:: AIM OF THE TASK ::
Copy out each line below that has the word "Sidecars" in it.

:: EXTRACTED MATERIAL ::

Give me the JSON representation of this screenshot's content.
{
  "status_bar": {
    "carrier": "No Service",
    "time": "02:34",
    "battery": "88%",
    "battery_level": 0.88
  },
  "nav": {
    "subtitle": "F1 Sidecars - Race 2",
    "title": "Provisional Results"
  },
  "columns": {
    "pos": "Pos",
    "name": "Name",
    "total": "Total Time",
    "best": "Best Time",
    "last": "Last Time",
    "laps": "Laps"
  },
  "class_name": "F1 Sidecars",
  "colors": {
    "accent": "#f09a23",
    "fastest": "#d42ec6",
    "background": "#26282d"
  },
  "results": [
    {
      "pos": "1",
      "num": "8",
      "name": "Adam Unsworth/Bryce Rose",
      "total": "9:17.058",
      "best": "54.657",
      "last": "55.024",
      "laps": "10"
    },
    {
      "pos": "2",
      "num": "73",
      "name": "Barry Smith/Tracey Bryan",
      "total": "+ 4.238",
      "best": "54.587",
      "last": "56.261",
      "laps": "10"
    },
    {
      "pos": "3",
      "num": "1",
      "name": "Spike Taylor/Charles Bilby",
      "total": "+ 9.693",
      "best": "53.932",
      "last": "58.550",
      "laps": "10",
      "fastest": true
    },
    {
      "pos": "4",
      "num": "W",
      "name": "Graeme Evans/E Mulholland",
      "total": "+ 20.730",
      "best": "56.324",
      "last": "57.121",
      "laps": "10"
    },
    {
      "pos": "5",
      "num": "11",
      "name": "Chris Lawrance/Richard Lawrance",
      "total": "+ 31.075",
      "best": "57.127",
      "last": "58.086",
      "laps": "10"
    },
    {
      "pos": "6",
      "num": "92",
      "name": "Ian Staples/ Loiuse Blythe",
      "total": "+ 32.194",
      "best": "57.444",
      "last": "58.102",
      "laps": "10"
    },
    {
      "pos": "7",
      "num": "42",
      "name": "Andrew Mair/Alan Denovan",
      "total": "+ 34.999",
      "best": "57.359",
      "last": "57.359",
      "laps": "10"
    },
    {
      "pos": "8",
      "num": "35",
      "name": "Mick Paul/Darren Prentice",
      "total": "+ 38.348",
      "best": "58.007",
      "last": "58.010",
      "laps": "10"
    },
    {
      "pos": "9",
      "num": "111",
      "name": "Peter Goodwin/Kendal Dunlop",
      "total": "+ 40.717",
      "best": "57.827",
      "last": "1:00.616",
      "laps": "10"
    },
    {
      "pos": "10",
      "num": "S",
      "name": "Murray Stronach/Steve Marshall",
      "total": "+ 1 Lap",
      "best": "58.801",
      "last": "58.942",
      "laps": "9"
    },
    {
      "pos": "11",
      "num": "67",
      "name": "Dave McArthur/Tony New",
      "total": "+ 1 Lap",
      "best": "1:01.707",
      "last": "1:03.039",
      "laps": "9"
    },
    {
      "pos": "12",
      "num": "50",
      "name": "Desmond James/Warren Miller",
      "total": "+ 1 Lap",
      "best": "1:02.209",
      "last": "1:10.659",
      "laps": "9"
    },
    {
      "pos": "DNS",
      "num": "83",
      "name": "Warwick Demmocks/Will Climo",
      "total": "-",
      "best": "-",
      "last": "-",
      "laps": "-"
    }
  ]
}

:: FINISHED TASK ::
    "subtitle": "F1 Sidecars - Race 2",
  "class_name": "F1 Sidecars",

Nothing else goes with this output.